■ **The input**:
▬▬▬▬▬▬▬▬▬▬
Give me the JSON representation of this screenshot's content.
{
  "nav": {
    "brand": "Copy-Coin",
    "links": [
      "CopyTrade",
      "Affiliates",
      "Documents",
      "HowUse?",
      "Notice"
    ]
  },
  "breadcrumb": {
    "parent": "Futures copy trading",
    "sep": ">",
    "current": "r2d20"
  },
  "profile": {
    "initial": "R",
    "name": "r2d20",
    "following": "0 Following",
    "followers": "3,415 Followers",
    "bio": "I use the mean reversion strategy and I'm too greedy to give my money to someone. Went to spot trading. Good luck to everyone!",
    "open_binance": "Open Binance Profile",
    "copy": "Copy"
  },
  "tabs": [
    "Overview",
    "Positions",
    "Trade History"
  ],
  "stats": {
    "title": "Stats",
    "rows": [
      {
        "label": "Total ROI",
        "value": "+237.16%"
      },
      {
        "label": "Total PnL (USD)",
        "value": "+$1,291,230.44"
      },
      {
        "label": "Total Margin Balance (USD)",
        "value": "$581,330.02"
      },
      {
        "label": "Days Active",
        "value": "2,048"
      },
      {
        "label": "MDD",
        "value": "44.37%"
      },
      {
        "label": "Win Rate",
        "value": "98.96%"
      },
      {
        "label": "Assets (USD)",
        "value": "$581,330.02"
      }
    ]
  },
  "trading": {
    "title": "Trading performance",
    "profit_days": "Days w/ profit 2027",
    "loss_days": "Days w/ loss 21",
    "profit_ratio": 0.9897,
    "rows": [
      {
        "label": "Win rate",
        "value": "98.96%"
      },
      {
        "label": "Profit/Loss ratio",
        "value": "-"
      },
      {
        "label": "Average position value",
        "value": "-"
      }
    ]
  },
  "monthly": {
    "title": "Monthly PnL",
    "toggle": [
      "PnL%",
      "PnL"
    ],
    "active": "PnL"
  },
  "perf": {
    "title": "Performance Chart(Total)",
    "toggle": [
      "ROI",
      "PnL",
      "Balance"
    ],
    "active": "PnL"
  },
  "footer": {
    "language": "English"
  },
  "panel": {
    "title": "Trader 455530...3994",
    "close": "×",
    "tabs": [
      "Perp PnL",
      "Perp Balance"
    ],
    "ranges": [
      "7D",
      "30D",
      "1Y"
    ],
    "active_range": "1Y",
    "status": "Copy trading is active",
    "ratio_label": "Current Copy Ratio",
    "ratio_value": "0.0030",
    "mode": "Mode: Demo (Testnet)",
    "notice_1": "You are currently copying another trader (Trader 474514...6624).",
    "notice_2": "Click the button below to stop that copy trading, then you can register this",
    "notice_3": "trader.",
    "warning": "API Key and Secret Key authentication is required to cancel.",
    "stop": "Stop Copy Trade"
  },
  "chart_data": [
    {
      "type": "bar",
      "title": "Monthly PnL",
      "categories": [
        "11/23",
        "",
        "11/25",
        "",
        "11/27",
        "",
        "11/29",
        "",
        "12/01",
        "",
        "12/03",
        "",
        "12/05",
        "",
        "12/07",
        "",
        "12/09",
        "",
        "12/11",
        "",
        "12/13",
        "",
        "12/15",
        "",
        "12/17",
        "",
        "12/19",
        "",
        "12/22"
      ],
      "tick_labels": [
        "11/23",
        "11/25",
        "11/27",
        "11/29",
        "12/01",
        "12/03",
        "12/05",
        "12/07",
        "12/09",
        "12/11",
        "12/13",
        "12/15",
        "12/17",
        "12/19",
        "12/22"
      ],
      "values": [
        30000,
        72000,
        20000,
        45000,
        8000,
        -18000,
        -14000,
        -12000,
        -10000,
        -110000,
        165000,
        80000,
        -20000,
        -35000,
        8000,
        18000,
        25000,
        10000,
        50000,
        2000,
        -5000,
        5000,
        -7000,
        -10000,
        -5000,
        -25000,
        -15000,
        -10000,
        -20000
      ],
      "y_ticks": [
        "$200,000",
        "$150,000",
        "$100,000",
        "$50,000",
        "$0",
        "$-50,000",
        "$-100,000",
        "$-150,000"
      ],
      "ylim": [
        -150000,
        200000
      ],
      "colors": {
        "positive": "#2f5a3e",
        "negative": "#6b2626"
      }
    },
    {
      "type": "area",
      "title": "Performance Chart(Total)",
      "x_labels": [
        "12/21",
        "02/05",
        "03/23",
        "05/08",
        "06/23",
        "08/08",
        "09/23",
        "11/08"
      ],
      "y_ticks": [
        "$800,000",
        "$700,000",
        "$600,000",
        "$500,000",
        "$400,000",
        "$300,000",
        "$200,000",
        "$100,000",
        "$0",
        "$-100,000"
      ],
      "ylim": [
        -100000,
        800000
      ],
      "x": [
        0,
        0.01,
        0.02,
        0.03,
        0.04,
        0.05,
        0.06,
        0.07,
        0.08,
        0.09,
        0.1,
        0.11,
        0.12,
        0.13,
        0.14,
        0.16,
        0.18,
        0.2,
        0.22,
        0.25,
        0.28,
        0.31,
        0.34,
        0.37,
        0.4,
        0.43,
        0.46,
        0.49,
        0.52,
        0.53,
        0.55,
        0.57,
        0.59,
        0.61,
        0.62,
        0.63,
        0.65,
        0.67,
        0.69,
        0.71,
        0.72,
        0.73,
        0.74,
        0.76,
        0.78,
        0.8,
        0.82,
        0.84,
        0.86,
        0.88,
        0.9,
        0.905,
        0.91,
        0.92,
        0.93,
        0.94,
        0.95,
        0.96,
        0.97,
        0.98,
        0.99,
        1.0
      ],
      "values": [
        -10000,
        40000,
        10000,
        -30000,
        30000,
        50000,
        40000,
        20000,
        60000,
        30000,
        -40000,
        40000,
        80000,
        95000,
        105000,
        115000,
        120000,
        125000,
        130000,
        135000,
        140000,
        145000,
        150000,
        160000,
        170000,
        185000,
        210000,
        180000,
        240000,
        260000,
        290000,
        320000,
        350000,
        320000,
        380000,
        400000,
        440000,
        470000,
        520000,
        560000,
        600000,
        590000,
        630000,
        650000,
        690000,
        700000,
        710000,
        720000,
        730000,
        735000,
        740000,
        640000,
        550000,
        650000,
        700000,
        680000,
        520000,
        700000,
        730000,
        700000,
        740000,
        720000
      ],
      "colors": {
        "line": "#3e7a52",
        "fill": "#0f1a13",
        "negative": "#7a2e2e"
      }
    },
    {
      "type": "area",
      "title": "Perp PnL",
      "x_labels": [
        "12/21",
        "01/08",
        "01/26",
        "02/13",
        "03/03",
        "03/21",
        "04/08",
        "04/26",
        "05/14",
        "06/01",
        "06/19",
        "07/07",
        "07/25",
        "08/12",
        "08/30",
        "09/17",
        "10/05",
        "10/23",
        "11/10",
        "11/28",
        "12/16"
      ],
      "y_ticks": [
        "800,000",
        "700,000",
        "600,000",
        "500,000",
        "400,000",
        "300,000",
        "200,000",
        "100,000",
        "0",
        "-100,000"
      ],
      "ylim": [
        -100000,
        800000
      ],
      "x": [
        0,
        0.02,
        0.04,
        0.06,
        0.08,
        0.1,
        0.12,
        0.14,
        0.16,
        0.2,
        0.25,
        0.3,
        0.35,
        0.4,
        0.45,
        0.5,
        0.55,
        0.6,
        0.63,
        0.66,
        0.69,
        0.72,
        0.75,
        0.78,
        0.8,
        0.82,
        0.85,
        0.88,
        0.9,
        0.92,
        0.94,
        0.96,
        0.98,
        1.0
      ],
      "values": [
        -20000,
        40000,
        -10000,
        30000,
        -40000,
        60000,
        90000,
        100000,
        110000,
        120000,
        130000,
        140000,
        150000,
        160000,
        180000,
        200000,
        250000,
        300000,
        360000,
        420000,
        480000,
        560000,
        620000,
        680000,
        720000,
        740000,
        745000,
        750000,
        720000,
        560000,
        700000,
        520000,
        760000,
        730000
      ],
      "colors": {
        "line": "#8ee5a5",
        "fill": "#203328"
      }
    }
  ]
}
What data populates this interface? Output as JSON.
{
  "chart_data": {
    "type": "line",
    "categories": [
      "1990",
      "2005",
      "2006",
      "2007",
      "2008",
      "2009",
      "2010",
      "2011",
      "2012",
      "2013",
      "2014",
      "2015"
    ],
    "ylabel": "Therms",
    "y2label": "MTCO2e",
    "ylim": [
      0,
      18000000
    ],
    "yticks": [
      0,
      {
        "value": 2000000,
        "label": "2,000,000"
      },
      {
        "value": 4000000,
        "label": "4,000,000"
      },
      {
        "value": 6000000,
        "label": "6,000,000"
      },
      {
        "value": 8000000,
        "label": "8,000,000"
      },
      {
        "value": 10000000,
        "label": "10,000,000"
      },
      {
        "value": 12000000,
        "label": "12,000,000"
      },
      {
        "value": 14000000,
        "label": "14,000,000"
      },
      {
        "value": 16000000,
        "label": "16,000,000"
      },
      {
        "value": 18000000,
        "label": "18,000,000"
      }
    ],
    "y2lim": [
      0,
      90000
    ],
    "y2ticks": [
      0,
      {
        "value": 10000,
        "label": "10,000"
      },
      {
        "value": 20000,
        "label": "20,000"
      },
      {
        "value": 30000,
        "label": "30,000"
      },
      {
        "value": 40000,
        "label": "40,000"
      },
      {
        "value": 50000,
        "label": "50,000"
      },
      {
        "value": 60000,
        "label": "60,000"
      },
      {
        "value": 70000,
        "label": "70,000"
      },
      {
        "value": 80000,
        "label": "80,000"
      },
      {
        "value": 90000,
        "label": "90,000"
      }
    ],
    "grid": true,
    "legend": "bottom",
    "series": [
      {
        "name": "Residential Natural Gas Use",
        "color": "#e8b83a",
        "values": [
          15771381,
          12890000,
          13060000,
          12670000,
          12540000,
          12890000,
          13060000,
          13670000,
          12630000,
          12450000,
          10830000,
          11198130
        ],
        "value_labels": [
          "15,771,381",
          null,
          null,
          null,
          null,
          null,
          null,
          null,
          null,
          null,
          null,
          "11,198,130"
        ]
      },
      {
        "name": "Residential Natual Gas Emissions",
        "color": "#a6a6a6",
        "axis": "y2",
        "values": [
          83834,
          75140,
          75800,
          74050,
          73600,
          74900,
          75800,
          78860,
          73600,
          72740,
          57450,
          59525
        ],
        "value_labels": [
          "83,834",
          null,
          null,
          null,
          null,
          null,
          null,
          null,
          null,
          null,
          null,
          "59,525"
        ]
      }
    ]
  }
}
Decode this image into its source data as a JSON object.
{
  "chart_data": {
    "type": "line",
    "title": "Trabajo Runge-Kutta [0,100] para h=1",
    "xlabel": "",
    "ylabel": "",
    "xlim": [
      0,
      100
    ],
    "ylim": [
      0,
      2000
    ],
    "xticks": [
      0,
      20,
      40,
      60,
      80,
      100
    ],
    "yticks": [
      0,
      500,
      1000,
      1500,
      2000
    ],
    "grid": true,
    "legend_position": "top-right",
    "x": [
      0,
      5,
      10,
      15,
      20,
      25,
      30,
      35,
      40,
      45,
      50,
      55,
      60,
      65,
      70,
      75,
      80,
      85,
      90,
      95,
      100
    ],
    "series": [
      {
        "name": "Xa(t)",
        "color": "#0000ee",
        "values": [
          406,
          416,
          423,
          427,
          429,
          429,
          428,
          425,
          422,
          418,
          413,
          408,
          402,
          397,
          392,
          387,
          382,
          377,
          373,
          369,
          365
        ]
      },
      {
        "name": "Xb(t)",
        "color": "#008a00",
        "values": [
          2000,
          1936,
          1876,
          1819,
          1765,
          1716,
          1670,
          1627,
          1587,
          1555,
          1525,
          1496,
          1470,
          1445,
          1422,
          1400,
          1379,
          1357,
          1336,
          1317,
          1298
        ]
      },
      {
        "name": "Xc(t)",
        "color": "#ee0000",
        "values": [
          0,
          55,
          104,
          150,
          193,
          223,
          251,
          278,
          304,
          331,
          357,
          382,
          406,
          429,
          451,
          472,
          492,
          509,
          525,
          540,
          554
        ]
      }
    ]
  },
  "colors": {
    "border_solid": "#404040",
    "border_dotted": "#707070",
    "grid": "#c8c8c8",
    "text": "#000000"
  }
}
▬▬▬▬▬▬▬▬▬▬
■ **Exercise details**:
Filter the records for lines holding the string "Total". Copy each one.

■ **The result**:
        "label": "Total ROI",
        "label": "Total PnL (USD)",
        "label": "Total Margin Balance (USD)",
    "title": "Performance Chart(Total)",
      "title": "Performance Chart(Total)",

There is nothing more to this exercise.